- _PROBLEM REQUIREMENTS_: Copy all the material that follows, keeping every character the same.

- _EXERCISE MATERIAL_:

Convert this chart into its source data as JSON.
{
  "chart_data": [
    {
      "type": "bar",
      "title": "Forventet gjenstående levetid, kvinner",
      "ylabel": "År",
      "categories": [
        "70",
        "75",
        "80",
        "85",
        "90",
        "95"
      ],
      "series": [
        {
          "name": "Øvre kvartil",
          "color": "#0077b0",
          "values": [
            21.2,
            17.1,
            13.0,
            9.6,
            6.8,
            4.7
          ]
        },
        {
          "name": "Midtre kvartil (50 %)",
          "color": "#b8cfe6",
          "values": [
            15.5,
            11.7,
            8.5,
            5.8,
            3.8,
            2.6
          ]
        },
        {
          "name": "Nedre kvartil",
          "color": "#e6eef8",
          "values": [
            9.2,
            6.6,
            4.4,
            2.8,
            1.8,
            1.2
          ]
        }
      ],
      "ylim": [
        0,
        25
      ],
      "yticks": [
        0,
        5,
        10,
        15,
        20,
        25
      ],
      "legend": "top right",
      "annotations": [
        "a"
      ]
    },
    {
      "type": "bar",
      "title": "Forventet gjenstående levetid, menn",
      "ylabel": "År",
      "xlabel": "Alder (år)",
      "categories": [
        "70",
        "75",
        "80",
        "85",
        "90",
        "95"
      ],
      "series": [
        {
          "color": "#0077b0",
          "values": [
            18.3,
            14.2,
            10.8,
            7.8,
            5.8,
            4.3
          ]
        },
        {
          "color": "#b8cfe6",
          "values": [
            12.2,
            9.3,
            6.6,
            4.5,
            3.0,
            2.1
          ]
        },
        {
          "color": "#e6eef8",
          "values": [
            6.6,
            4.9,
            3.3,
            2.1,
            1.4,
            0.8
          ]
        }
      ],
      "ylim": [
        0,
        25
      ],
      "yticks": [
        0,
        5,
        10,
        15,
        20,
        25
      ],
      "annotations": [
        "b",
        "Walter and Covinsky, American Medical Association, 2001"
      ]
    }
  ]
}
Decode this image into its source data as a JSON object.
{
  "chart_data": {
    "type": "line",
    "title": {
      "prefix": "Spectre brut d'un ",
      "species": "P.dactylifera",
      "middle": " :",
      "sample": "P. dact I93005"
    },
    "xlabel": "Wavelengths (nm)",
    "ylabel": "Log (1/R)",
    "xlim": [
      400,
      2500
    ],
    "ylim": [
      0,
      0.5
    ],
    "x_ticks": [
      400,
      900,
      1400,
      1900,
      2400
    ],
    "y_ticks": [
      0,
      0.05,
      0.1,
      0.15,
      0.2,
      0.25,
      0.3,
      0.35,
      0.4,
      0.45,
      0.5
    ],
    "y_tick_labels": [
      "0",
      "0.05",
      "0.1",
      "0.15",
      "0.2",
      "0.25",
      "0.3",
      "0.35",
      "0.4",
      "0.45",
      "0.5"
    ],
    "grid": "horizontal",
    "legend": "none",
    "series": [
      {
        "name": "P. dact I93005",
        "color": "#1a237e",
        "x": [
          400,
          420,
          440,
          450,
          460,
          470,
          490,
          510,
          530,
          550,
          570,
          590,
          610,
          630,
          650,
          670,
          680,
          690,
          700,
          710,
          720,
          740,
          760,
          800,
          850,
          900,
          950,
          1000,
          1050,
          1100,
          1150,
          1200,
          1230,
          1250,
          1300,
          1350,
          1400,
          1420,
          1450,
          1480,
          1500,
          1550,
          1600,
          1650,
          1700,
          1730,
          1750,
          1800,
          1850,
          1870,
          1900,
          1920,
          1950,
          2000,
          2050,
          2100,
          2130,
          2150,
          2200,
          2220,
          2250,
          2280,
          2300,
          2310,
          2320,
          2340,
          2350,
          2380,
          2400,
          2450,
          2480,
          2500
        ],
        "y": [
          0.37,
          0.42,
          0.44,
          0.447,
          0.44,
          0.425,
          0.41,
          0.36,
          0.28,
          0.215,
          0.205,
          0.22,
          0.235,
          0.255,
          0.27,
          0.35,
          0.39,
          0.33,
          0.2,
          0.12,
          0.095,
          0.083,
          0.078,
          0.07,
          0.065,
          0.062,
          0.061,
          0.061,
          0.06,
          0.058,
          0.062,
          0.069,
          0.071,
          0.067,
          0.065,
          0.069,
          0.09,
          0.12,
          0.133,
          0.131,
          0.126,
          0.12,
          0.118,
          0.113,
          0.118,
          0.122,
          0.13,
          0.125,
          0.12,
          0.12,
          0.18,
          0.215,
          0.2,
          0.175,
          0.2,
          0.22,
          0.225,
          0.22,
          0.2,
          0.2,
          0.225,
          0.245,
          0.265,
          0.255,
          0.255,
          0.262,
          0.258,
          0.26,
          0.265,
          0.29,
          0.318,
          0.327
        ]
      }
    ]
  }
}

- _WORKED SOLUTION_:
Convert this chart into its source data as JSON.
{
  "chart_data": [
    {
      "type": "bar",
      "title": "Forventet gjenstående levetid, kvinner",
      "ylabel": "År",
      "categories": [
        "70",
        "75",
        "80",
        "85",
        "90",
        "95"
      ],
      "series": [
        {
          "name": "Øvre kvartil",
          "color": "#0077b0",
          "values": [
            21.2,
            17.1,
            13.0,
            9.6,
            6.8,
            4.7
          ]
        },
        {
          "name": "Midtre kvartil (50 %)",
          "color": "#b8cfe6",
          "values": [
            15.5,
            11.7,
            8.5,
            5.8,
            3.8,
            2.6
          ]
        },
        {
          "name": "Nedre kvartil",
          "color": "#e6eef8",
          "values": [
            9.2,
            6.6,
            4.4,
            2.8,
            1.8,
            1.2
          ]
        }
      ],
      "ylim": [
        0,
        25
      ],
      "yticks": [
        0,
        5,
        10,
        15,
        20,
        25
      ],
      "legend": "top right",
      "annotations": [
        "a"
      ]
    },
    {
      "type": "bar",
      "title": "Forventet gjenstående levetid, menn",
      "ylabel": "År",
      "xlabel": "Alder (år)",
      "categories": [
        "70",
        "75",
        "80",
        "85",
        "90",
        "95"
      ],
      "series": [
        {
          "color": "#0077b0",
          "values": [
            18.3,
            14.2,
            10.8,
            7.8,
            5.8,
            4.3
          ]
        },
        {
          "color": "#b8cfe6",
          "values": [
            12.2,
            9.3,
            6.6,
            4.5,
            3.0,
            2.1
          ]
        },
        {
          "color": "#e6eef8",
          "values": [
            6.6,
            4.9,
            3.3,
            2.1,
            1.4,
            0.8
          ]
        }
      ],
      "ylim": [
        0,
        25
      ],
      "yticks": [
        0,
        5,
        10,
        15,
        20,
        25
      ],
      "annotations": [
        "b",
        "Walter and Covinsky, American Medical Association, 2001"
      ]
    }
  ]
}
Decode this image into its source data as a JSON object.
{
  "chart_data": {
    "type": "line",
    "title": {
      "prefix": "Spectre brut d'un ",
      "species": "P.dactylifera",
      "middle": " :",
      "sample": "P. dact I93005"
    },
    "xlabel": "Wavelengths (nm)",
    "ylabel": "Log (1/R)",
    "xlim": [
      400,
      2500
    ],
    "ylim": [
      0,
      0.5
    ],
    "x_ticks": [
      400,
      900,
      1400,
      1900,
      2400
    ],
    "y_ticks": [
      0,
      0.05,
      0.1,
      0.15,
      0.2,
      0.25,
      0.3,
      0.35,
      0.4,
      0.45,
      0.5
    ],
    "y_tick_labels": [
      "0",
      "0.05",
      "0.1",
      "0.15",
      "0.2",
      "0.25",
      "0.3",
      "0.35",
      "0.4",
      "0.45",
      "0.5"
    ],
    "grid": "horizontal",
    "legend": "none",
    "series": [
      {
        "name": "P. dact I93005",
        "color": "#1a237e",
        "x": [
          400,
          420,
          440,
          450,
          460,
          470,
          490,
          510,
          530,
          550,
          570,
          590,
          610,
          630,
          650,
          670,
          680,
          690,
          700,
          710,
          720,
          740,
          760,
          800,
          850,
          900,
          950,
          1000,
          1050,
          1100,
          1150,
          1200,
          1230,
          1250,
          1300,
          1350,
          1400,
          1420,
          1450,
          1480,
          1500,
          1550,
          1600,
          1650,
          1700,
          1730,
          1750,
          1800,
          1850,
          1870,
          1900,
          1920,
          1950,
          2000,
          2050,
          2100,
          2130,
          2150,
          2200,
          2220,
          2250,
          2280,
          2300,
          2310,
          2320,
          2340,
          2350,
          2380,
          2400,
          2450,
          2480,
          2500
        ],
        "y": [
          0.37,
          0.42,
          0.44,
          0.447,
          0.44,
          0.425,
          0.41,
          0.36,
          0.28,
          0.215,
          0.205,
          0.22,
          0.235,
          0.255,
          0.27,
          0.35,
          0.39,
          0.33,
          0.2,
          0.12,
          0.095,
          0.083,
          0.078,
          0.07,
          0.065,
          0.062,
          0.061,
          0.061,
          0.06,
          0.058,
          0.062,
          0.069,
          0.071,
          0.067,
          0.065,
          0.069,
          0.09,
          0.12,
          0.133,
          0.131,
          0.126,
          0.12,
          0.118,
          0.113,
          0.118,
          0.122,
          0.13,
          0.125,
          0.12,
          0.12,
          0.18,
          0.215,
          0.2,
          0.175,
          0.2,
          0.22,
          0.225,
          0.22,
          0.2,
          0.2,
          0.225,
          0.245,
          0.265,
          0.255,
          0.255,
          0.262,
          0.258,
          0.26,
          0.265,
          0.29,
          0.318,
          0.327
        ]
      }
    ]
  }
}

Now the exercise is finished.